## WRITTEN REQUEST
Return every row below that contains the string "dinamica". Treat uppercase and lowercase as different.

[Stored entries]
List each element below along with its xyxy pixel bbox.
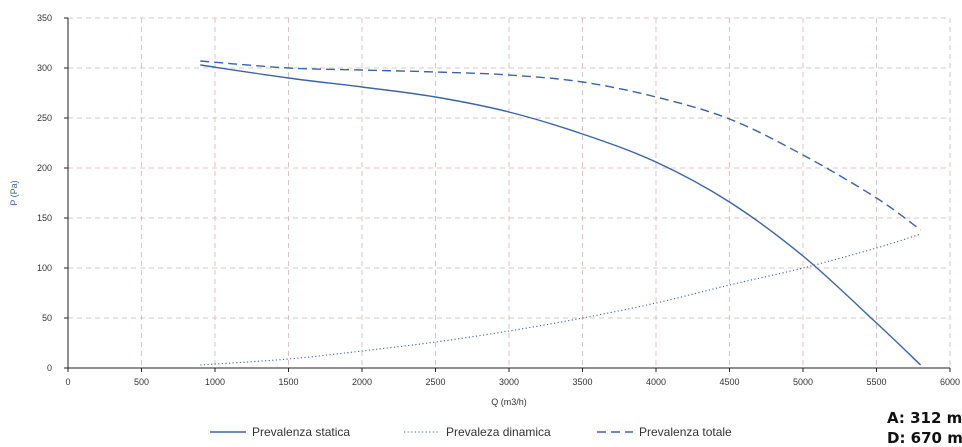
x-axis-title: Q (m3/h) <box>491 397 527 407</box>
x-tick-label: 2000 <box>352 377 372 387</box>
legend-label-0: Prevalenza statica <box>252 425 350 439</box>
series-line-2 <box>200 60 922 231</box>
corner-note-a: A: 312 m <box>887 409 962 427</box>
series-lines <box>200 60 922 366</box>
y-tick-label: 200 <box>37 163 52 173</box>
x-tick-label: 5000 <box>793 377 813 387</box>
x-tick-label: 1000 <box>205 377 225 387</box>
x-tick-label: 1500 <box>278 377 298 387</box>
corner-note-d: D: 670 m <box>887 429 962 447</box>
y-tick-label: 150 <box>37 213 52 223</box>
y-tick-label: 350 <box>37 13 52 23</box>
y-tick-label: 250 <box>37 113 52 123</box>
x-tick-label: 3500 <box>572 377 592 387</box>
y-tick-label: 50 <box>42 313 52 323</box>
x-tick-label: 3000 <box>499 377 519 387</box>
x-tick-labels: 0 500 1000 1500 2000 2500 3000 3500 4000 4500 5000… <box>65 377 960 387</box>
axes <box>64 17 951 372</box>
y-tick-label: 100 <box>37 263 52 273</box>
x-tick-label: 4500 <box>719 377 739 387</box>
x-tick-label: 500 <box>134 377 149 387</box>
y-tick-label: 300 <box>37 63 52 73</box>
x-tick-label: 0 <box>65 377 70 387</box>
series-line-0 <box>200 64 922 366</box>
x-tick-label: 6000 <box>940 377 960 387</box>
x-tick-label: 5500 <box>866 377 886 387</box>
y-axis-title: P (Pa) <box>9 180 19 205</box>
legend-label-1: Prevaleza dinamica <box>446 425 551 439</box>
legend-label-2: Prevalenza totale <box>639 425 732 439</box>
legend: Prevalenza statica Prevaleza dinamica Prev… <box>210 425 732 439</box>
x-tick-label: 2500 <box>425 377 445 387</box>
grid <box>68 17 951 368</box>
series-line-1 <box>200 233 921 366</box>
x-tick-label: 4000 <box>646 377 666 387</box>
y-tick-label: 0 <box>47 363 52 373</box>
y-tick-labels: 0 50 100 150 200 250 300 350 <box>37 13 52 373</box>
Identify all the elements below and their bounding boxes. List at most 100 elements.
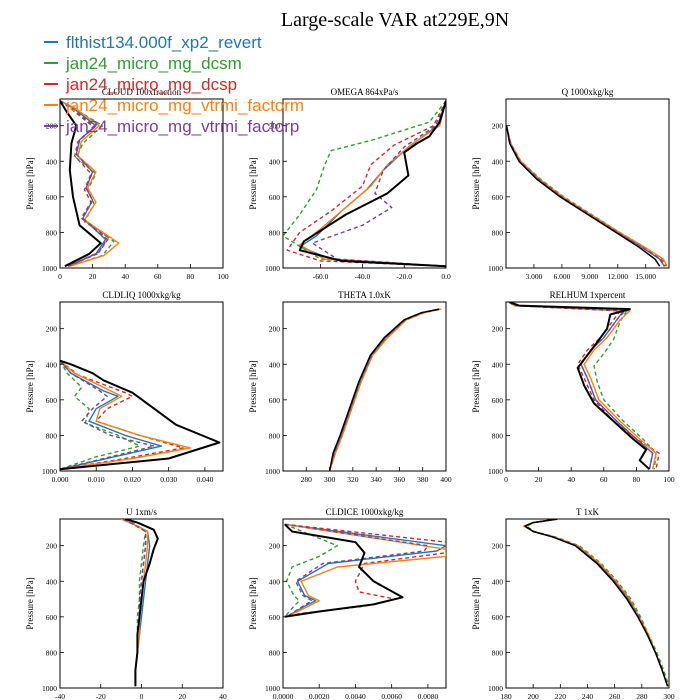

## PROBLEM SOLUTION
legend-label-1: Prevaleza dinamica <box>446 425 551 439</box>
legend: Prevalenza statica Prevaleza dinamica Prev… <box>210 425 732 439</box>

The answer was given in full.